[Given request]: Write the material out again in full, word for word. Do not include the pictures.

Data entries for graphics
-- Begin --
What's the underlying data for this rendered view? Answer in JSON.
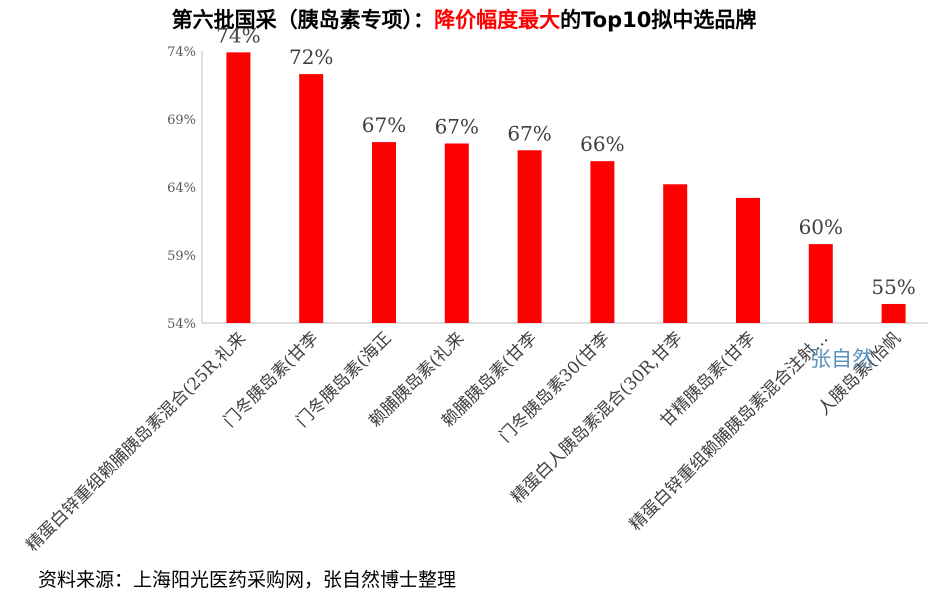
{
  "title": {
    "prefix": "第六批国采（胰岛素专项）：",
    "highlight": "降价幅度最大",
    "suffix": "的Top10拟中选品牌"
  },
  "source_note": "资料来源：上海阳光医药采购网，张自然博士整理",
  "watermark": "张自然",
  "colors": {
    "bar": "#ff0000",
    "axis": "#bfbfbf",
    "highlight": "#ff0000"
  },
  "chart_data": {
    "type": "bar",
    "categories": [
      "精蛋白锌重组赖脯胰岛素混合(25R,礼来",
      "门冬胰岛素(甘李",
      "门冬胰岛素(海正",
      "赖脯胰岛素(礼来",
      "赖脯胰岛素(甘李",
      "门冬胰岛素30(甘李",
      "精蛋白人胰岛素混合(30R,甘李",
      "甘精胰岛素(甘李",
      "精蛋白锌重组赖脯胰岛素混合注射…",
      "人胰岛素(怡帆"
    ],
    "values": [
      73.9,
      72.3,
      67.3,
      67.2,
      66.7,
      65.9,
      64.2,
      63.2,
      59.8,
      55.4
    ],
    "data_labels": [
      "74%",
      "72%",
      "67%",
      "67%",
      "67%",
      "66%",
      "",
      "",
      "60%",
      "55%"
    ],
    "y_ticks": [
      "54%",
      "59%",
      "64%",
      "69%",
      "74%"
    ],
    "ylim": [
      54,
      74
    ],
    "grid": false
  }
}
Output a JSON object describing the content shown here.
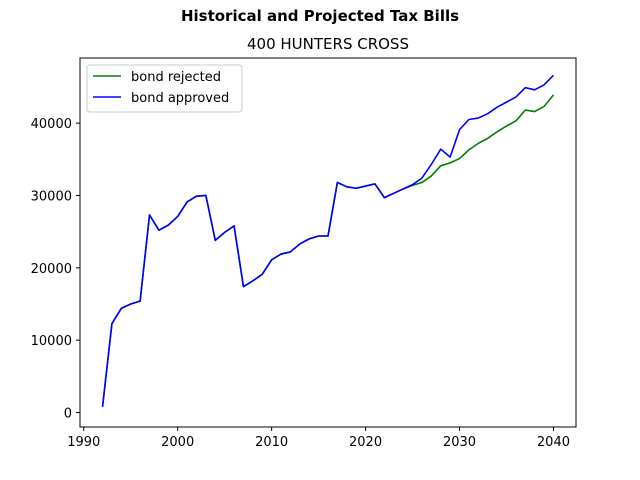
{
  "chart_data": {
    "type": "line",
    "title": "Historical and Projected Tax Bills",
    "subtitle": "400 HUNTERS CROSS",
    "xlabel": "",
    "ylabel": "",
    "xlim": [
      1989.6,
      2042.4
    ],
    "ylim": [
      -2000,
      49000
    ],
    "xticks": [
      1990,
      2000,
      2010,
      2020,
      2030,
      2040
    ],
    "yticks": [
      0,
      10000,
      20000,
      30000,
      40000
    ],
    "grid": false,
    "legend_position": "top-left",
    "x": [
      1992,
      1993,
      1994,
      1995,
      1996,
      1997,
      1998,
      1999,
      2000,
      2001,
      2002,
      2003,
      2004,
      2005,
      2006,
      2007,
      2008,
      2009,
      2010,
      2011,
      2012,
      2013,
      2014,
      2015,
      2016,
      2017,
      2018,
      2019,
      2020,
      2021,
      2022,
      2023,
      2024,
      2025,
      2026,
      2027,
      2028,
      2029,
      2030,
      2031,
      2032,
      2033,
      2034,
      2035,
      2036,
      2037,
      2038,
      2039,
      2040
    ],
    "series": [
      {
        "name": "bond rejected",
        "color": "#008000",
        "values": [
          800,
          12300,
          14400,
          15000,
          15400,
          27300,
          25200,
          25900,
          27100,
          29100,
          29900,
          30000,
          23800,
          24900,
          25800,
          17400,
          18200,
          19100,
          21100,
          21900,
          22200,
          23300,
          24000,
          24400,
          24400,
          31800,
          31200,
          31000,
          31300,
          31600,
          29700,
          30300,
          30900,
          31400,
          31800,
          32700,
          34100,
          34500,
          35100,
          36300,
          37200,
          37900,
          38800,
          39600,
          40300,
          41800,
          41600,
          42300,
          43900
        ]
      },
      {
        "name": "bond approved",
        "color": "#0000ff",
        "values": [
          800,
          12300,
          14400,
          15000,
          15400,
          27300,
          25200,
          25900,
          27100,
          29100,
          29900,
          30000,
          23800,
          24900,
          25800,
          17400,
          18200,
          19100,
          21100,
          21900,
          22200,
          23300,
          24000,
          24400,
          24400,
          31800,
          31200,
          31000,
          31300,
          31600,
          29700,
          30300,
          30900,
          31500,
          32400,
          34300,
          36400,
          35300,
          39100,
          40500,
          40700,
          41300,
          42200,
          42900,
          43600,
          44900,
          44600,
          45300,
          46600
        ]
      }
    ]
  }
}
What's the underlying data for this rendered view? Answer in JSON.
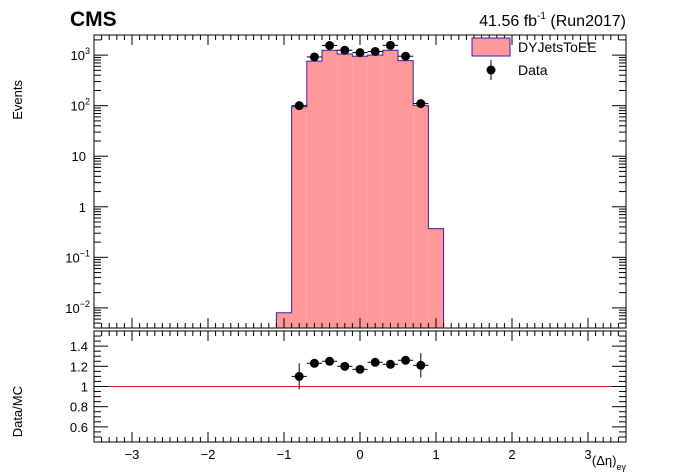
{
  "chart_data": [
    {
      "type": "bar",
      "panel": "main",
      "title_left": "CMS",
      "title_right_lumi": "41.56 fb",
      "title_right_lumi_sup": "-1",
      "title_right_run": " (Run2017)",
      "ylabel": "Events",
      "yscale": "log",
      "xlim": [
        -3.5,
        3.5
      ],
      "ylim": [
        0.004,
        2500
      ],
      "bin_width": 0.2,
      "y_tick_labels": [
        {
          "value": 0.01,
          "base": "10",
          "sup": "−2"
        },
        {
          "value": 0.1,
          "base": "10",
          "sup": "−1"
        },
        {
          "value": 1,
          "base": "1",
          "sup": ""
        },
        {
          "value": 10,
          "base": "10",
          "sup": ""
        },
        {
          "value": 100,
          "base": "10",
          "sup": "2"
        },
        {
          "value": 1000,
          "base": "10",
          "sup": "3"
        }
      ],
      "legend": {
        "placement": "top-right",
        "entries": [
          {
            "label": "DYJetsToEE",
            "kind": "fill"
          },
          {
            "label": "Data",
            "kind": "marker"
          }
        ]
      },
      "series": [
        {
          "name": "DYJetsToEE",
          "kind": "hist",
          "color": "#ff9999",
          "edge_color": "#3a1cb0",
          "bin_lows": [
            -1.1,
            -0.9,
            -0.7,
            -0.5,
            -0.3,
            -0.1,
            0.1,
            0.3,
            0.5,
            0.7,
            0.9
          ],
          "values": [
            0.008,
            95,
            760,
            1250,
            1050,
            950,
            1000,
            1250,
            780,
            100,
            0.37
          ]
        },
        {
          "name": "Data",
          "kind": "points",
          "color": "#000000",
          "x": [
            -0.8,
            -0.6,
            -0.4,
            -0.2,
            0.0,
            0.2,
            0.4,
            0.6,
            0.8
          ],
          "values": [
            100,
            920,
            1550,
            1250,
            1120,
            1180,
            1560,
            950,
            110
          ]
        }
      ]
    },
    {
      "type": "scatter",
      "panel": "ratio",
      "ylabel": "Data/MC",
      "xlabel": "(Δη)",
      "xlabel_sub": "eγ",
      "xlim": [
        -3.5,
        3.5
      ],
      "ylim": [
        0.45,
        1.55
      ],
      "x_tick_labels": [
        "−3",
        "−2",
        "−1",
        "0",
        "1",
        "2",
        "3"
      ],
      "x_tick_values": [
        -3,
        -2,
        -1,
        0,
        1,
        2,
        3
      ],
      "y_tick_labels": [
        "0.6",
        "0.8",
        "1",
        "1.2",
        "1.4"
      ],
      "y_tick_values": [
        0.6,
        0.8,
        1.0,
        1.2,
        1.4
      ],
      "reference_line": {
        "value": 1.0,
        "color": "#cc2222"
      },
      "points": {
        "x": [
          -0.8,
          -0.6,
          -0.4,
          -0.2,
          0.0,
          0.2,
          0.4,
          0.6,
          0.8
        ],
        "values": [
          1.1,
          1.23,
          1.25,
          1.2,
          1.17,
          1.24,
          1.22,
          1.26,
          1.21
        ],
        "errors": [
          0.13,
          0.04,
          0.03,
          0.03,
          0.03,
          0.03,
          0.03,
          0.04,
          0.12
        ]
      }
    }
  ]
}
-- End --
[Correct response]:
What's the underlying data for this rendered view? Answer in JSON.
{
  "title": {
    "prefix": "第六批国采（胰岛素专项）：",
    "highlight": "降价幅度最大",
    "suffix": "的Top10拟中选品牌"
  },
  "source_note": "资料来源：上海阳光医药采购网，张自然博士整理",
  "watermark": "张自然",
  "colors": {
    "bar": "#ff0000",
    "axis": "#bfbfbf",
    "highlight": "#ff0000"
  },
  "chart_data": {
    "type": "bar",
    "categories": [
      "精蛋白锌重组赖脯胰岛素混合(25R,礼来",
      "门冬胰岛素(甘李",
      "门冬胰岛素(海正",
      "赖脯胰岛素(礼来",
      "赖脯胰岛素(甘李",
      "门冬胰岛素30(甘李",
      "精蛋白人胰岛素混合(30R,甘李",
      "甘精胰岛素(甘李",
      "精蛋白锌重组赖脯胰岛素混合注射…",
      "人胰岛素(怡帆"
    ],
    "values": [
      73.9,
      72.3,
      67.3,
      67.2,
      66.7,
      65.9,
      64.2,
      63.2,
      59.8,
      55.4
    ],
    "data_labels": [
      "74%",
      "72%",
      "67%",
      "67%",
      "67%",
      "66%",
      "",
      "",
      "60%",
      "55%"
    ],
    "y_ticks": [
      "54%",
      "59%",
      "64%",
      "69%",
      "74%"
    ],
    "ylim": [
      54,
      74
    ],
    "grid": false
  }
}
Output a JSON object describing the content shown here.
{
  "chart_data": {
    "type": "line",
    "title": "Historical and Projected Tax Bills",
    "subtitle": "400 HUNTERS CROSS",
    "xlabel": "",
    "ylabel": "",
    "xlim": [
      1989.6,
      2042.4
    ],
    "ylim": [
      -2000,
      49000
    ],
    "xticks": [
      1990,
      2000,
      2010,
      2020,
      2030,
      2040
    ],
    "yticks": [
      0,
      10000,
      20000,
      30000,
      40000
    ],
    "grid": false,
    "legend_position": "top-left",
    "x": [
      1992,
      1993,
      1994,
      1995,
      1996,
      1997,
      1998,
      1999,
      2000,
      2001,
      2002,
      2003,
      2004,
      2005,
      2006,
      2007,
      2008,
      2009,
      2010,
      2011,
      2012,
      2013,
      2014,
      2015,
      2016,
      2017,
      2018,
      2019,
      2020,
      2021,
      2022,
      2023,
      2024,
      2025,
      2026,
      2027,
      2028,
      2029,
      2030,
      2031,
      2032,
      2033,
      2034,
      2035,
      2036,
      2037,
      2038,
      2039,
      2040
    ],
    "series": [
      {
        "name": "bond rejected",
        "color": "#008000",
        "values": [
          800,
          12300,
          14400,
          15000,
          15400,
          27300,
          25200,
          25900,
          27100,
          29100,
          29900,
          30000,
          23800,
          24900,
          25800,
          17400,
          18200,
          19100,
          21100,
          21900,
          22200,
          23300,
          24000,
          24400,
          24400,
          31800,
          31200,
          31000,
          31300,
          31600,
          29700,
          30300,
          30900,
          31400,
          31800,
          32700,
          34100,
          34500,
          35100,
          36300,
          37200,
          37900,
          38800,
          39600,
          40300,
          41800,
          41600,
          42300,
          43900
        ]
      },
      {
        "name": "bond approved",
        "color": "#0000ff",
        "values": [
          800,
          12300,
          14400,
          15000,
          15400,
          27300,
          25200,
          25900,
          27100,
          29100,
          29900,
          30000,
          23800,
          24900,
          25800,
          17400,
          18200,
          19100,
          21100,
          21900,
          22200,
          23300,
          24000,
          24400,
          24400,
          31800,
          31200,
          31000,
          31300,
          31600,
          29700,
          30300,
          30900,
          31500,
          32400,
          34300,
          36400,
          35300,
          39100,
          40500,
          40700,
          41300,
          42200,
          42900,
          43600,
          44900,
          44600,
          45300,
          46600
        ]
      }
    ]
  }
}
What's the underlying data for this rendered view? Answer in JSON.
{
  "chart_data": [
    {
      "type": "bar",
      "panel": "main",
      "title_left": "CMS",
      "title_right_lumi": "41.56 fb",
      "title_right_lumi_sup": "-1",
      "title_right_run": " (Run2017)",
      "ylabel": "Events",
      "yscale": "log",
      "xlim": [
        -3.5,
        3.5
      ],
      "ylim": [
        0.004,
        2500
      ],
      "bin_width": 0.2,
      "y_tick_labels": [
        {
          "value": 0.01,
          "base": "10",
          "sup": "−2"
        },
        {
          "value": 0.1,
          "base": "10",
          "sup": "−1"
        },
        {
          "value": 1,
          "base": "1",
          "sup": ""
        },
        {
          "value": 10,
          "base": "10",
          "sup": ""
        },
        {
          "value": 100,
          "base": "10",
          "sup": "2"
        },
        {
          "value": 1000,
          "base": "10",
          "sup": "3"
        }
      ],
      "legend": {
        "placement": "top-right",
        "entries": [
          {
            "label": "DYJetsToEE",
            "kind": "fill"
          },
          {
            "label": "Data",
            "kind": "marker"
          }
        ]
      },
      "series": [
        {
          "name": "DYJetsToEE",
          "kind": "hist",
          "color": "#ff9999",
          "edge_color": "#3a1cb0",
          "bin_lows": [
            -1.1,
            -0.9,
            -0.7,
            -0.5,
            -0.3,
            -0.1,
            0.1,
            0.3,
            0.5,
            0.7,
            0.9
          ],
          "values": [
            0.008,
            95,
            760,
            1250,
            1050,
            950,
            1000,
            1250,
            780,
            100,
            0.37
          ]
        },
        {
          "name": "Data",
          "kind": "points",
          "color": "#000000",
          "x": [
            -0.8,
            -0.6,
            -0.4,
            -0.2,
            0.0,
            0.2,
            0.4,
            0.6,
            0.8
          ],
          "values": [
            100,
            920,
            1550,
            1250,
            1120,
            1180,
            1560,
            950,
            110
          ]
        }
      ]
    },
    {
      "type": "scatter",
      "panel": "ratio",
      "ylabel": "Data/MC",
      "xlabel": "(Δη)",
      "xlabel_sub": "eγ",
      "xlim": [
        -3.5,
        3.5
      ],
      "ylim": [
        0.45,
        1.55
      ],
      "x_tick_labels": [
        "−3",
        "−2",
        "−1",
        "0",
        "1",
        "2",
        "3"
      ],
      "x_tick_values": [
        -3,
        -2,
        -1,
        0,
        1,
        2,
        3
      ],
      "y_tick_labels": [
        "0.6",
        "0.8",
        "1",
        "1.2",
        "1.4"
      ],
      "y_tick_values": [
        0.6,
        0.8,
        1.0,
        1.2,
        1.4
      ],
      "reference_line": {
        "value": 1.0,
        "color": "#cc2222"
      },
      "points": {
        "x": [
          -0.8,
          -0.6,
          -0.4,
          -0.2,
          0.0,
          0.2,
          0.4,
          0.6,
          0.8
        ],
        "values": [
          1.1,
          1.23,
          1.25,
          1.2,
          1.17,
          1.24,
          1.22,
          1.26,
          1.21
        ],
        "errors": [
          0.13,
          0.04,
          0.03,
          0.03,
          0.03,
          0.03,
          0.03,
          0.04,
          0.12
        ]
      }
    }
  ]
}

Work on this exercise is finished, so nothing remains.